▶ _Provided data_:
+++

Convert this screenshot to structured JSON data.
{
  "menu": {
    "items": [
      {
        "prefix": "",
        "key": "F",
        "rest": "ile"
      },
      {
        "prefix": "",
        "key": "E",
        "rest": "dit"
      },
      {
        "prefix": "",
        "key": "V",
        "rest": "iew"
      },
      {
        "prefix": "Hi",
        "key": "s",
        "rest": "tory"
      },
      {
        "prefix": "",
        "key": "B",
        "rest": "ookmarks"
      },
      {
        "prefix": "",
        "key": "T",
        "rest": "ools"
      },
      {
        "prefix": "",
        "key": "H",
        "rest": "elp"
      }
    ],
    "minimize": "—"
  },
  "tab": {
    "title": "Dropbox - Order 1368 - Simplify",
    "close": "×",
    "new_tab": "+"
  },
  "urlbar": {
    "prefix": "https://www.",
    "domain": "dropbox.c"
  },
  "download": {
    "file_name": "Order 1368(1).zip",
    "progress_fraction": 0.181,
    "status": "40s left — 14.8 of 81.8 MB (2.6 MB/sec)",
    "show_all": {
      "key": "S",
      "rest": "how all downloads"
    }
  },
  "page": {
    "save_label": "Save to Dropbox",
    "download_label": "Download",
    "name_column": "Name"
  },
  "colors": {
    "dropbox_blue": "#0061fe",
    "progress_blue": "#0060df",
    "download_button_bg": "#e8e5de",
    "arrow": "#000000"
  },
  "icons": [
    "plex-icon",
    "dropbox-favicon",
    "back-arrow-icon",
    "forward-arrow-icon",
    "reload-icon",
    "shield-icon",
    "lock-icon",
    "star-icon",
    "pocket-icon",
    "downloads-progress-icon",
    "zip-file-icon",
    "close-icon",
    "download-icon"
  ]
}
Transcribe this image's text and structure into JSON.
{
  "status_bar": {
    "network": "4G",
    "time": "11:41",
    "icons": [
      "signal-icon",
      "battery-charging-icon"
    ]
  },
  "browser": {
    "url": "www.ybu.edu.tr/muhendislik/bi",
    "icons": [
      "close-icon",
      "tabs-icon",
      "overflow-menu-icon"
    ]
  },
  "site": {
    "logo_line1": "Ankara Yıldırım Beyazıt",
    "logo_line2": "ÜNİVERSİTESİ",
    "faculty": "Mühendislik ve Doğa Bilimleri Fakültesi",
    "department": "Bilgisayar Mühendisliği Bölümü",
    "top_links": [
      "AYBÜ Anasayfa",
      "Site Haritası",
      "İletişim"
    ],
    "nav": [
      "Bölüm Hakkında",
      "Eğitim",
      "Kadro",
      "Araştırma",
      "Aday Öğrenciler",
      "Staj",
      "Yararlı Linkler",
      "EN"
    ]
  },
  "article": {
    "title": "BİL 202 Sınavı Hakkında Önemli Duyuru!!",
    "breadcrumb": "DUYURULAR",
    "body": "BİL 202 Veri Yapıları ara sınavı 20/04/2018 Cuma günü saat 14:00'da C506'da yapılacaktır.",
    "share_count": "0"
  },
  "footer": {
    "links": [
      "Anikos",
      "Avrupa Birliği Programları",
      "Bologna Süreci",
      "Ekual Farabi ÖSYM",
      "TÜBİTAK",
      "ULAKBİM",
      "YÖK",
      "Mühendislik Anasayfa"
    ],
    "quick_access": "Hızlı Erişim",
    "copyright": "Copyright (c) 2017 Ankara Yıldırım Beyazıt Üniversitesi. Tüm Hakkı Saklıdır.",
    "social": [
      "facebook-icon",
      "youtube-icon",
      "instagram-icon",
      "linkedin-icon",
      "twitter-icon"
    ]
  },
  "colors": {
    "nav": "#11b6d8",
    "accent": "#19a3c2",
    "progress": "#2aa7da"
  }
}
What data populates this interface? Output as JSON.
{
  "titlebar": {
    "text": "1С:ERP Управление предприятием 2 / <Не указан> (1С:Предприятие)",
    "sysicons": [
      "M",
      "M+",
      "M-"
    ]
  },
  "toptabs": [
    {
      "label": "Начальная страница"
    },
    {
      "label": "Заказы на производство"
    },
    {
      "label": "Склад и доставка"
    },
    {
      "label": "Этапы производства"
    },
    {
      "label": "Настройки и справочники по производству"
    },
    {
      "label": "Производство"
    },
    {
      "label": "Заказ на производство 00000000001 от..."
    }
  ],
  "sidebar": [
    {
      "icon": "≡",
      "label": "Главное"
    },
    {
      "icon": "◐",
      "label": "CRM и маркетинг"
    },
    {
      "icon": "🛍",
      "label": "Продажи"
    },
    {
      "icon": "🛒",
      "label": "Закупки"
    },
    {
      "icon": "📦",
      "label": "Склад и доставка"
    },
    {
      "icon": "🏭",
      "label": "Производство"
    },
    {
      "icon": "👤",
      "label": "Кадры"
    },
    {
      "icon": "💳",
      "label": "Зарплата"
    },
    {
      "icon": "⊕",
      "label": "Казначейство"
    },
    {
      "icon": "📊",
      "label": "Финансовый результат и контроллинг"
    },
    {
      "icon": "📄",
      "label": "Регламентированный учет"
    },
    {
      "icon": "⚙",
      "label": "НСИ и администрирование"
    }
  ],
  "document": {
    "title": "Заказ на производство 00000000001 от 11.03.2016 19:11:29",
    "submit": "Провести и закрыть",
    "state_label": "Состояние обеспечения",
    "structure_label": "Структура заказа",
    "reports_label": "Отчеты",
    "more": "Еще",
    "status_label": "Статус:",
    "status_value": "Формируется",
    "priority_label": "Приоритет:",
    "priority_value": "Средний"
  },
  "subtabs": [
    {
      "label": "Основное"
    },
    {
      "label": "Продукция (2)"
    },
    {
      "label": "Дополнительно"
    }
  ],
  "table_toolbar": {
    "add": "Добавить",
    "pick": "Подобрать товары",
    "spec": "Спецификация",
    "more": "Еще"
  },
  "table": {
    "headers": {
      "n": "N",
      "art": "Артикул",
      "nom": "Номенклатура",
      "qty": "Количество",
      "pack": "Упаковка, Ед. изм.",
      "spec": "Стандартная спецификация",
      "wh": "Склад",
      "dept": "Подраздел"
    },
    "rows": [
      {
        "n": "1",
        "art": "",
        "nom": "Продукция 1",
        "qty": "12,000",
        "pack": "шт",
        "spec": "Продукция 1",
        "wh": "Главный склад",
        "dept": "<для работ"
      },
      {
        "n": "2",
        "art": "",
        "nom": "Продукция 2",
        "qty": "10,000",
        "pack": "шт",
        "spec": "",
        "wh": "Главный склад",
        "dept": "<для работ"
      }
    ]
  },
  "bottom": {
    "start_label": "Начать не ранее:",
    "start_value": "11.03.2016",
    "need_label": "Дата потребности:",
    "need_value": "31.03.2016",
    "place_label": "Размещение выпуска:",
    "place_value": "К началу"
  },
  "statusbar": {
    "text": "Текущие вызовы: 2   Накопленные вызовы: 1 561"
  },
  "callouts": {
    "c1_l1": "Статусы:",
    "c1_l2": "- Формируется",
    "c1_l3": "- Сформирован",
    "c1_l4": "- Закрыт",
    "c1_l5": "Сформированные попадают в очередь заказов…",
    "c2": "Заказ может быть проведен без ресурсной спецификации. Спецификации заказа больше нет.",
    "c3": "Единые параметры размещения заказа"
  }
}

+++

▶ _What to work on_: Reply with nothing except the number of lines in the listing above that include the string "rest".

▶ _Solution to the problem_: 8